_DATA SECTION_.
════

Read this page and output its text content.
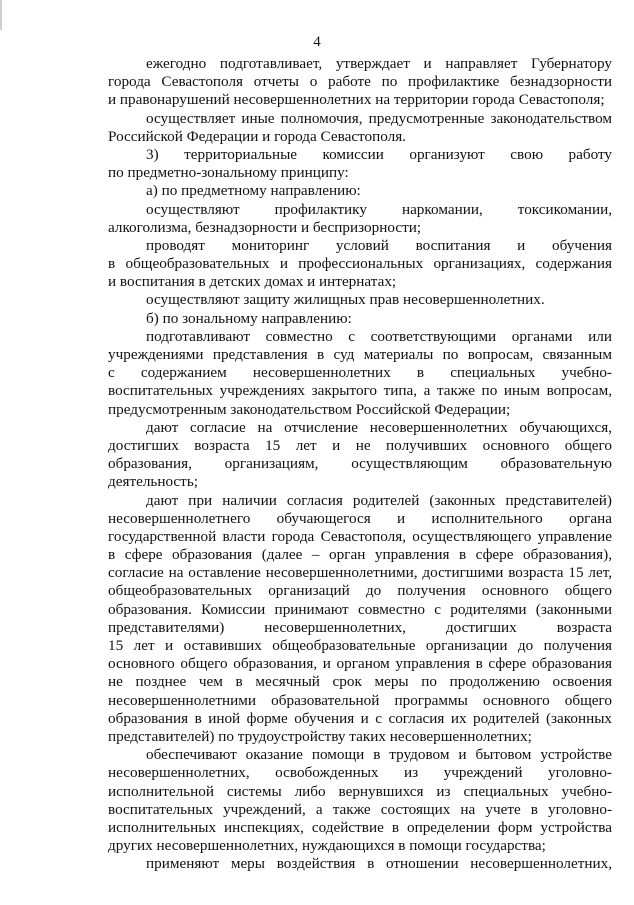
4
ежегодно подготавливает, утверждает и направляет Губернатору
города Севастополя отчеты о работе по профилактике безнадзорности
и правонарушений несовершеннолетних на территории города Севастополя;
осуществляет иные полномочия, предусмотренные законодательством
Российской Федерации и города Севастополя.
3) территориальные комиссии организуют свою работу
по предметно-зональному принципу:
а) по предметному направлению:
осуществляют профилактику наркомании, токсикомании,
алкоголизма, безнадзорности и беспризорности;
проводят мониторинг условий воспитания и обучения
в общеобразовательных и профессиональных организациях, содержания
и воспитания в детских домах и интернатах;
осуществляют защиту жилищных прав несовершеннолетних.
б) по зональному направлению:
подготавливают совместно с соответствующими органами или
учреждениями представления в суд материалы по вопросам, связанным
с содержанием несовершеннолетних в специальных учебно-
воспитательных учреждениях закрытого типа, а также по иным вопросам,
предусмотренным законодательством Российской Федерации;
дают согласие на отчисление несовершеннолетних обучающихся,
достигших возраста 15 лет и не получивших основного общего
образования, организациям, осуществляющим образовательную
деятельность;
дают при наличии согласия родителей (законных представителей)
несовершеннолетнего обучающегося и исполнительного органа
государственной власти города Севастополя, осуществляющего управление
в сфере образования (далее – орган управления в сфере образования),
согласие на оставление несовершеннолетними, достигшими возраста 15 лет,
общеобразовательных организаций до получения основного общего
образования. Комиссии принимают совместно с родителями (законными
представителями) несовершеннолетних, достигших возраста
15 лет и оставивших общеобразовательные организации до получения
основного общего образования, и органом управления в сфере образования
не позднее чем в месячный срок меры по продолжению освоения
несовершеннолетними образовательной программы основного общего
образования в иной форме обучения и с согласия их родителей (законных
представителей) по трудоустройству таких несовершеннолетних;
обеспечивают оказание помощи в трудовом и бытовом устройстве
несовершеннолетних, освобожденных из учреждений уголовно-
исполнительной системы либо вернувшихся из специальных учебно-
воспитательных учреждений, а также состоящих на учете в уголовно-
исполнительных инспекциях, содействие в определении форм устройства
других несовершеннолетних, нуждающихся в помощи государства;
применяют меры воздействия в отношении несовершеннолетних,
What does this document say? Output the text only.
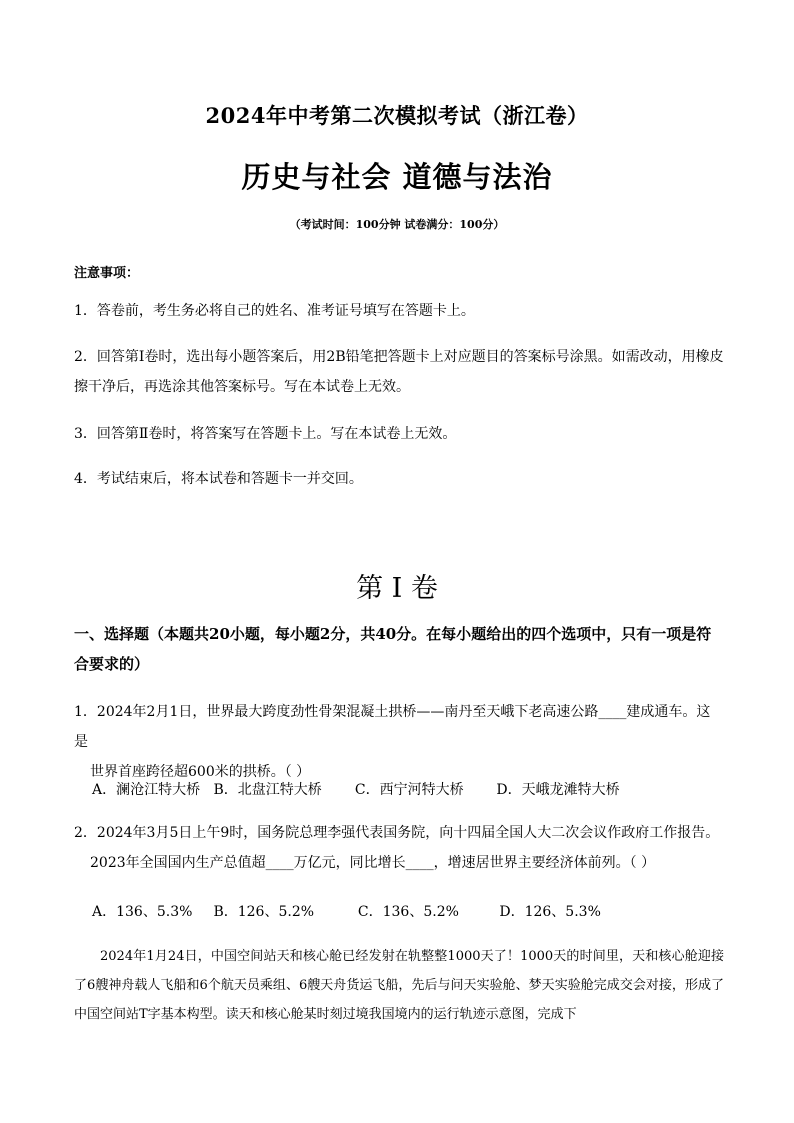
2024年中考第二次模拟考试（浙江卷）
历史与社会 道德与法治
（考试时间：100分钟 试卷满分：100分）
注意事项：
1．答卷前，考生务必将自己的姓名、准考证号填写在答题卡上。
2．回答第Ⅰ卷时，选出每小题答案后，用2B铅笔把答题卡上对应题目的答案标号涂黑。如需改动，用橡皮擦干净后，再选涂其他答案标号。写在本试卷上无效。
3．回答第Ⅱ卷时，将答案写在答题卡上。写在本试卷上无效。
4．考试结束后，将本试卷和答题卡一并交回。
第 I 卷
一、选择题（本题共20小题，每小题2分，共40分。在每小题给出的四个选项中，只有一项是符合要求的）
1．2024年2月1日，世界最大跨度劲性骨架混凝土拱桥——南丹至天峨下老高速公路____建成通车。这是
世界首座跨径超600米的拱桥。（ ）
A．澜沧江特大桥 B．北盘江特大桥 C．西宁河特大桥 D．天峨龙滩特大桥
2．2024年3月5日上午9时，国务院总理李强代表国务院，向十四届全国人大二次会议作政府工作报告。
2023年全国国内生产总值超____万亿元，同比增长____，增速居世界主要经济体前列。（ ）
A．136、5.3% B．126、5.2%	C．136、5.2%	D．126、5.3%
2024年1月24日，中国空间站天和核心舱已经发射在轨整整1000天了！1000天的时间里，天和核心舱迎接了6艘神舟载人飞船和6个航天员乘组、6艘天舟货运飞船，先后与问天实验舱、梦天实验舱完成交会对接，形成了中国空间站T字基本构型。读天和核心舱某时刻过境我国境内的运行轨迹示意图，完成下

════

_AIM OF THE EXERCISE_.
Omit all pictures while transcribing the entries verbatim.

_FINISHED TASK_.
Read this page and output its text content.
4
ежегодно подготавливает, утверждает и направляет Губернатору
города Севастополя отчеты о работе по профилактике безнадзорности
и правонарушений несовершеннолетних на территории города Севастополя;
осуществляет иные полномочия, предусмотренные законодательством
Российской Федерации и города Севастополя.
3) территориальные комиссии организуют свою работу
по предметно-зональному принципу:
а) по предметному направлению:
осуществляют профилактику наркомании, токсикомании,
алкоголизма, безнадзорности и беспризорности;
проводят мониторинг условий воспитания и обучения
в общеобразовательных и профессиональных организациях, содержания
и воспитания в детских домах и интернатах;
осуществляют защиту жилищных прав несовершеннолетних.
б) по зональному направлению:
подготавливают совместно с соответствующими органами или
учреждениями представления в суд материалы по вопросам, связанным
с содержанием несовершеннолетних в специальных учебно-
воспитательных учреждениях закрытого типа, а также по иным вопросам,
предусмотренным законодательством Российской Федерации;
дают согласие на отчисление несовершеннолетних обучающихся,
достигших возраста 15 лет и не получивших основного общего
образования, организациям, осуществляющим образовательную
деятельность;
дают при наличии согласия родителей (законных представителей)
несовершеннолетнего обучающегося и исполнительного органа
государственной власти города Севастополя, осуществляющего управление
в сфере образования (далее – орган управления в сфере образования),
согласие на оставление несовершеннолетними, достигшими возраста 15 лет,
общеобразовательных организаций до получения основного общего
образования. Комиссии принимают совместно с родителями (законными
представителями) несовершеннолетних, достигших возраста
15 лет и оставивших общеобразовательные организации до получения
основного общего образования, и органом управления в сфере образования
не позднее чем в месячный срок меры по продолжению освоения
несовершеннолетними образовательной программы основного общего
образования в иной форме обучения и с согласия их родителей (законных
представителей) по трудоустройству таких несовершеннолетних;
обеспечивают оказание помощи в трудовом и бытовом устройстве
несовершеннолетних, освобожденных из учреждений уголовно-
исполнительной системы либо вернувшихся из специальных учебно-
воспитательных учреждений, а также состоящих на учете в уголовно-
исполнительных инспекциях, содействие в определении форм устройства
других несовершеннолетних, нуждающихся в помощи государства;
применяют меры воздействия в отношении несовершеннолетних,
What does this document say? Output the text only.
2024年中考第二次模拟考试（浙江卷）
历史与社会 道德与法治
（考试时间：100分钟 试卷满分：100分）
注意事项：
1．答卷前，考生务必将自己的姓名、准考证号填写在答题卡上。
2．回答第Ⅰ卷时，选出每小题答案后，用2B铅笔把答题卡上对应题目的答案标号涂黑。如需改动，用橡皮擦干净后，再选涂其他答案标号。写在本试卷上无效。
3．回答第Ⅱ卷时，将答案写在答题卡上。写在本试卷上无效。
4．考试结束后，将本试卷和答题卡一并交回。
第 I 卷
一、选择题（本题共20小题，每小题2分，共40分。在每小题给出的四个选项中，只有一项是符合要求的）
1．2024年2月1日，世界最大跨度劲性骨架混凝土拱桥——南丹至天峨下老高速公路____建成通车。这是
世界首座跨径超600米的拱桥。（ ）
A．澜沧江特大桥 B．北盘江特大桥 C．西宁河特大桥 D．天峨龙滩特大桥
2．2024年3月5日上午9时，国务院总理李强代表国务院，向十四届全国人大二次会议作政府工作报告。
2023年全国国内生产总值超____万亿元，同比增长____，增速居世界主要经济体前列。（ ）
A．136、5.3% B．126、5.2%	C．136、5.2%	D．126、5.3%
2024年1月24日，中国空间站天和核心舱已经发射在轨整整1000天了！1000天的时间里，天和核心舱迎接了6艘神舟载人飞船和6个航天员乘组、6艘天舟货运飞船，先后与问天实验舱、梦天实验舱完成交会对接，形成了中国空间站T字基本构型。读天和核心舱某时刻过境我国境内的运行轨迹示意图，完成下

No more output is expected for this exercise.